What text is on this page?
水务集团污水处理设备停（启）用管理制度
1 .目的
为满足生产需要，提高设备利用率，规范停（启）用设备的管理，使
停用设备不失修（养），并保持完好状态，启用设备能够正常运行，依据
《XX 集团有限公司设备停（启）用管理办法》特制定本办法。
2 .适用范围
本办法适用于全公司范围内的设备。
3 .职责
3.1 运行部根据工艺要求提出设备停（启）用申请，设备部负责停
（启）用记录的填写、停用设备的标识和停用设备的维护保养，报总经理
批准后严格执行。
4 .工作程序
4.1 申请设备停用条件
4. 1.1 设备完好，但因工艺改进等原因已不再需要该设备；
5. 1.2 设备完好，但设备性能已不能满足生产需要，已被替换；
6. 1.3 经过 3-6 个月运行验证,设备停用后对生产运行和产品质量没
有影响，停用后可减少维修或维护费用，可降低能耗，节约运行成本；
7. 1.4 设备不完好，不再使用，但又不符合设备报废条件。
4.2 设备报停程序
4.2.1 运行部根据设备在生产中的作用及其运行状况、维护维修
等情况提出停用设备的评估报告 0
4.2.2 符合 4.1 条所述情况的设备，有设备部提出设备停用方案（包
• • • •
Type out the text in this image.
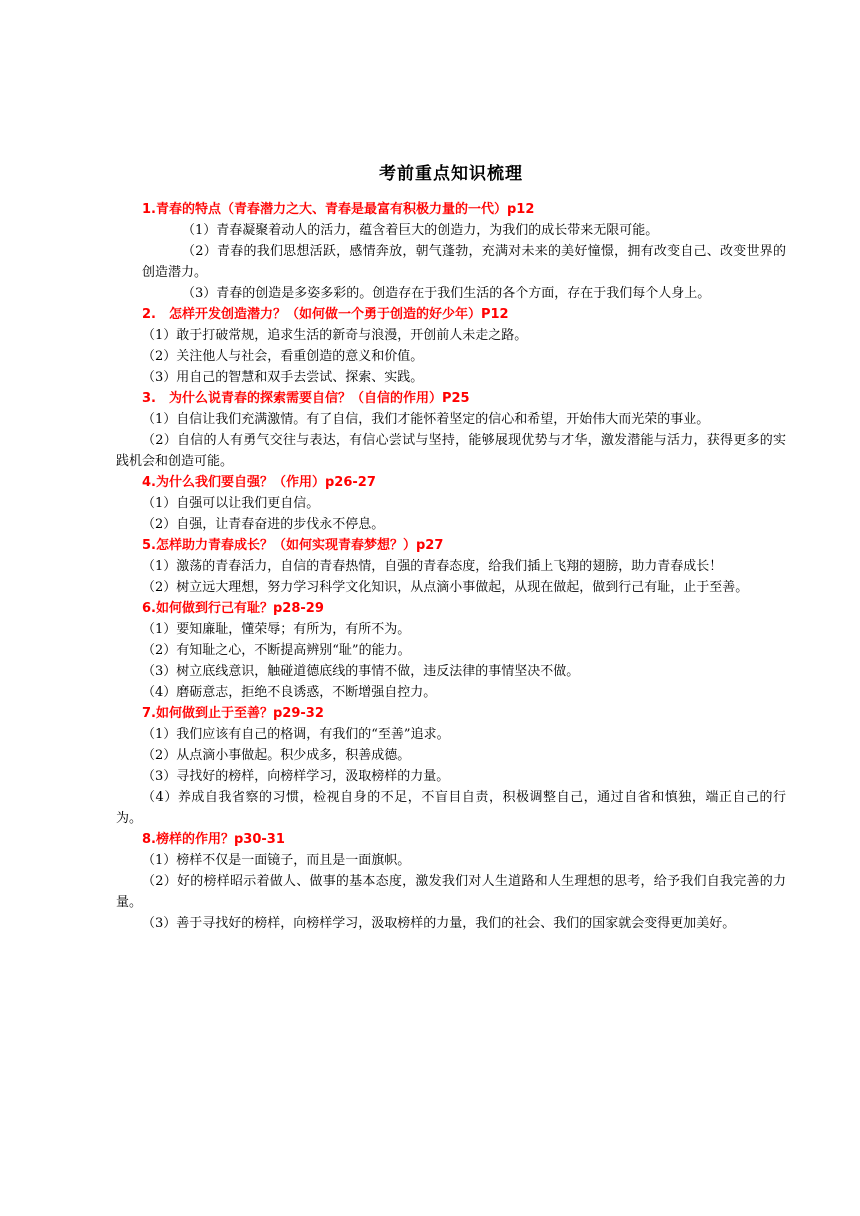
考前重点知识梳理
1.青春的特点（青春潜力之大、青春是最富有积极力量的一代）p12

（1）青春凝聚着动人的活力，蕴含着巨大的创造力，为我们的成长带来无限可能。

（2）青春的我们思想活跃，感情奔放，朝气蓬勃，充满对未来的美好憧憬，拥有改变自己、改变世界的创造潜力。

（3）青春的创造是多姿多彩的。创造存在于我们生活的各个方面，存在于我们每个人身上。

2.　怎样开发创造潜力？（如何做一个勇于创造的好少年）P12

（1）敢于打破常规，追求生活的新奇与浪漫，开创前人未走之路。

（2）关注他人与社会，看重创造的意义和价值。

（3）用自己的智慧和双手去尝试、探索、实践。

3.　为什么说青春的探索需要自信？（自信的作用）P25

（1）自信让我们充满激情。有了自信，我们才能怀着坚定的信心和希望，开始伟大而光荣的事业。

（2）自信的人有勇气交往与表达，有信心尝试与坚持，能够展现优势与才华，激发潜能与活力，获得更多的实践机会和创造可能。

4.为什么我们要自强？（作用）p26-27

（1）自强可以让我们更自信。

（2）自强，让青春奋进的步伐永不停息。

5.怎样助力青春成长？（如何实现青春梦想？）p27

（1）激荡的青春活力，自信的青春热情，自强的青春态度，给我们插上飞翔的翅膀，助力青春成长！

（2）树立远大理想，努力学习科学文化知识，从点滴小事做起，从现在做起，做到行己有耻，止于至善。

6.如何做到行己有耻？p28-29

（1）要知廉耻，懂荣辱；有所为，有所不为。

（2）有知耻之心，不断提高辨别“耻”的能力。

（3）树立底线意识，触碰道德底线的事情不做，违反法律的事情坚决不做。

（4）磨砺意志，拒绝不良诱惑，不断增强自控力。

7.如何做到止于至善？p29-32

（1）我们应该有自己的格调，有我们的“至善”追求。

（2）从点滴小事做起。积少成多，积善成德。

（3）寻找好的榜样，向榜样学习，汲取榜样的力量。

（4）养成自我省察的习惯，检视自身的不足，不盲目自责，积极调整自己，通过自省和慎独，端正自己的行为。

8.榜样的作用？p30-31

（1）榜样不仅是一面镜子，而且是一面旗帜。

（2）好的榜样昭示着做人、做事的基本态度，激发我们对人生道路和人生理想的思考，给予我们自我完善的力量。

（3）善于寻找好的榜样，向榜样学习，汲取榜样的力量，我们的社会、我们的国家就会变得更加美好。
• • • •
• _Instructions for the task_: Gather each line that holds "this".

• _Full answer_:
What text is on this page?
Type out the text in this image.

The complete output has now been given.